Begin Records to use

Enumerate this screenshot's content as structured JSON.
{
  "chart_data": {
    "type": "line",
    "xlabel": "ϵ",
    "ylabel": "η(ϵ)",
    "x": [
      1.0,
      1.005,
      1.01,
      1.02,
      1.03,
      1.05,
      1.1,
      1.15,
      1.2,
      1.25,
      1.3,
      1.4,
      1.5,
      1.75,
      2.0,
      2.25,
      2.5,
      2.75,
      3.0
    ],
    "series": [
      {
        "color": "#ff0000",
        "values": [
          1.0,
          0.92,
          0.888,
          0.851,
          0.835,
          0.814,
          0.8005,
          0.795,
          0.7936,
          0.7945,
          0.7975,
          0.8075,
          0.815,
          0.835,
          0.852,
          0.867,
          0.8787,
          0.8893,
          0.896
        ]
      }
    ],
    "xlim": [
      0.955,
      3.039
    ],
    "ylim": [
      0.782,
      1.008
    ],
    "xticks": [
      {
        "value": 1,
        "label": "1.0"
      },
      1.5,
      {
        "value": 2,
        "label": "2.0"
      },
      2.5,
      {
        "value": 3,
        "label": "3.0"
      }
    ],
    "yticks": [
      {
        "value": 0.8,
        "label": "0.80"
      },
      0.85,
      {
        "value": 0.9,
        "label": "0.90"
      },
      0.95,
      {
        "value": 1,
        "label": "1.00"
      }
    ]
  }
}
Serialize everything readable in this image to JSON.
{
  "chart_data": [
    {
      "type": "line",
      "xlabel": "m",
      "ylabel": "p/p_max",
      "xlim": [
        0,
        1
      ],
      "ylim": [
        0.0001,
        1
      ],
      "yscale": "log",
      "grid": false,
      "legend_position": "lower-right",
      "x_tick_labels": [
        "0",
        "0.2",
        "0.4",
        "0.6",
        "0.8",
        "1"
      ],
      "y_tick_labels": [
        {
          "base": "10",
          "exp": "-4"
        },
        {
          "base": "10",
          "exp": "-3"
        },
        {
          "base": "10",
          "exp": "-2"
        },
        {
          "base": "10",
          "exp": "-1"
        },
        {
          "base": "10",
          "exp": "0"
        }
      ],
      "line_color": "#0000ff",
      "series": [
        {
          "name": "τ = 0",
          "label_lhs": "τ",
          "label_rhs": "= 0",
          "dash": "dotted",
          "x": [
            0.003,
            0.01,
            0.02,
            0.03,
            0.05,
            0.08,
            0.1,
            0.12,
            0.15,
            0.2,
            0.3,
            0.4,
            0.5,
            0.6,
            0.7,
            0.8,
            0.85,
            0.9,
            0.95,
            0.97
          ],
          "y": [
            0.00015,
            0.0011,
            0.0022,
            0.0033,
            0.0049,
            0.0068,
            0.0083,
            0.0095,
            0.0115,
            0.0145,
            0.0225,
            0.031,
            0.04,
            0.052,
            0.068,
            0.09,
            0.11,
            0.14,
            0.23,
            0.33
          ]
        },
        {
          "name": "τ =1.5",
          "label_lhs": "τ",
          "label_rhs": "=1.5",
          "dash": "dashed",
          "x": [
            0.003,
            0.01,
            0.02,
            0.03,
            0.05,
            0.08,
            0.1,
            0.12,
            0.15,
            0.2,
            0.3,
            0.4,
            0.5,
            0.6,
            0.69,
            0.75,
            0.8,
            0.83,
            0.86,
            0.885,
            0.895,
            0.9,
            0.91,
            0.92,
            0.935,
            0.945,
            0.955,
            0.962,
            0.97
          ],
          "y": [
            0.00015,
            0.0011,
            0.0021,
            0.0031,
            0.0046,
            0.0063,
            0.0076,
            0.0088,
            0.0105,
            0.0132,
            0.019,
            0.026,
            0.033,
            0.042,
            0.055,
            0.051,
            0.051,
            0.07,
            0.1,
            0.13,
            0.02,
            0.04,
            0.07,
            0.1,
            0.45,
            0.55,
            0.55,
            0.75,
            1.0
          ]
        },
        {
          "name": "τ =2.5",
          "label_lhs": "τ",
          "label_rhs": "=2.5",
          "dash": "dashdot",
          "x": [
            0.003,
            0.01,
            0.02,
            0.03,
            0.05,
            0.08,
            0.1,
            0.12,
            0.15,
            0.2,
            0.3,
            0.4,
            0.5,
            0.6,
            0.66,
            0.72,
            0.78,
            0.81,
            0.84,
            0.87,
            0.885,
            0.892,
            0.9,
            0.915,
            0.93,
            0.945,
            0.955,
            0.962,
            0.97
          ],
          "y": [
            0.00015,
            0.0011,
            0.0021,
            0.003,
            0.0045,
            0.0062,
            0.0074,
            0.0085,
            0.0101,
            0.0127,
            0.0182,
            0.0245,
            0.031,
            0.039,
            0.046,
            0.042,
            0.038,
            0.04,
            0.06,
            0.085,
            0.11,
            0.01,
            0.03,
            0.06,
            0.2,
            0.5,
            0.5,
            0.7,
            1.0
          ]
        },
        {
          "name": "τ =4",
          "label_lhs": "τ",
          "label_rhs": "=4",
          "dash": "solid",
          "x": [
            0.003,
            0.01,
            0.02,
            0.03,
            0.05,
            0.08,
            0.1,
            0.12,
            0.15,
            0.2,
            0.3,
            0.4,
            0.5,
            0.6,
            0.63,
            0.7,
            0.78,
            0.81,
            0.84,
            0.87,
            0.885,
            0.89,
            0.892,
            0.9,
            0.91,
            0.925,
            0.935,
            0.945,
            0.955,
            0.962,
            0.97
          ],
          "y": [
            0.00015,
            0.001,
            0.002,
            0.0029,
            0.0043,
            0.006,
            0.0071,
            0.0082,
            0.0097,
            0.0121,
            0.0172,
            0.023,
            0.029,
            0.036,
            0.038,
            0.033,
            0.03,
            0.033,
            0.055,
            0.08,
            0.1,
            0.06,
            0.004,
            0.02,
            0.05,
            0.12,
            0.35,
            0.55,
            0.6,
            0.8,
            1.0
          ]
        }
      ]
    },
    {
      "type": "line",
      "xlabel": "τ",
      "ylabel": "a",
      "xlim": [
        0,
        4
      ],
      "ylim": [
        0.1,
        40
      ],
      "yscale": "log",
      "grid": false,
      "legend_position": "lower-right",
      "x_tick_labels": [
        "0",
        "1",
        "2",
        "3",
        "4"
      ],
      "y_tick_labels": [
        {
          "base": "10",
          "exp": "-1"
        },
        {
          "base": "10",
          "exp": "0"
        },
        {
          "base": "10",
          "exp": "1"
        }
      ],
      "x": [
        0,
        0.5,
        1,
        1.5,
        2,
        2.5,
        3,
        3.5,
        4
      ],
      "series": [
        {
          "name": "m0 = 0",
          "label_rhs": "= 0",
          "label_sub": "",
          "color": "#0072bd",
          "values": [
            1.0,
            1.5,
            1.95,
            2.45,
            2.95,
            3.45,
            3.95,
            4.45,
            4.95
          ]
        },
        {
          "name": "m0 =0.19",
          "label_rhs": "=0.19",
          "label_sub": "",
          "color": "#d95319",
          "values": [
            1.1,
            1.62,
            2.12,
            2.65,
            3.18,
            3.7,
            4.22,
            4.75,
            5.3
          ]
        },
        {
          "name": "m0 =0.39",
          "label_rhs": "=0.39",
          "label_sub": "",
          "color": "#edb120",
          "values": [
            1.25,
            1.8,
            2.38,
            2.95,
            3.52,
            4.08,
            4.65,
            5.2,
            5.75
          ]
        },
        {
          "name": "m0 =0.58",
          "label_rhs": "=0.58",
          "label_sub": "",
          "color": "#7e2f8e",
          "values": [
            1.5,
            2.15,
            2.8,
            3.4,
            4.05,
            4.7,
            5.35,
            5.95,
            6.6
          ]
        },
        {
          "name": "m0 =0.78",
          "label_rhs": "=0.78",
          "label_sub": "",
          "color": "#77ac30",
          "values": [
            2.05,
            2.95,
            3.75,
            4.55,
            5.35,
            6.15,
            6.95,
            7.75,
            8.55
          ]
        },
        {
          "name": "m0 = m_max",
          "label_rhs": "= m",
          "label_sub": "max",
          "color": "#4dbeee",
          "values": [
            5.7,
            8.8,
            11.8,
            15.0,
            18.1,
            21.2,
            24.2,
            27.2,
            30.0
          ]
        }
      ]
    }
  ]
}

End Records to use

» Problem description
Going over the lines above, work out how many include "name", then give only that number.

» Answer below
10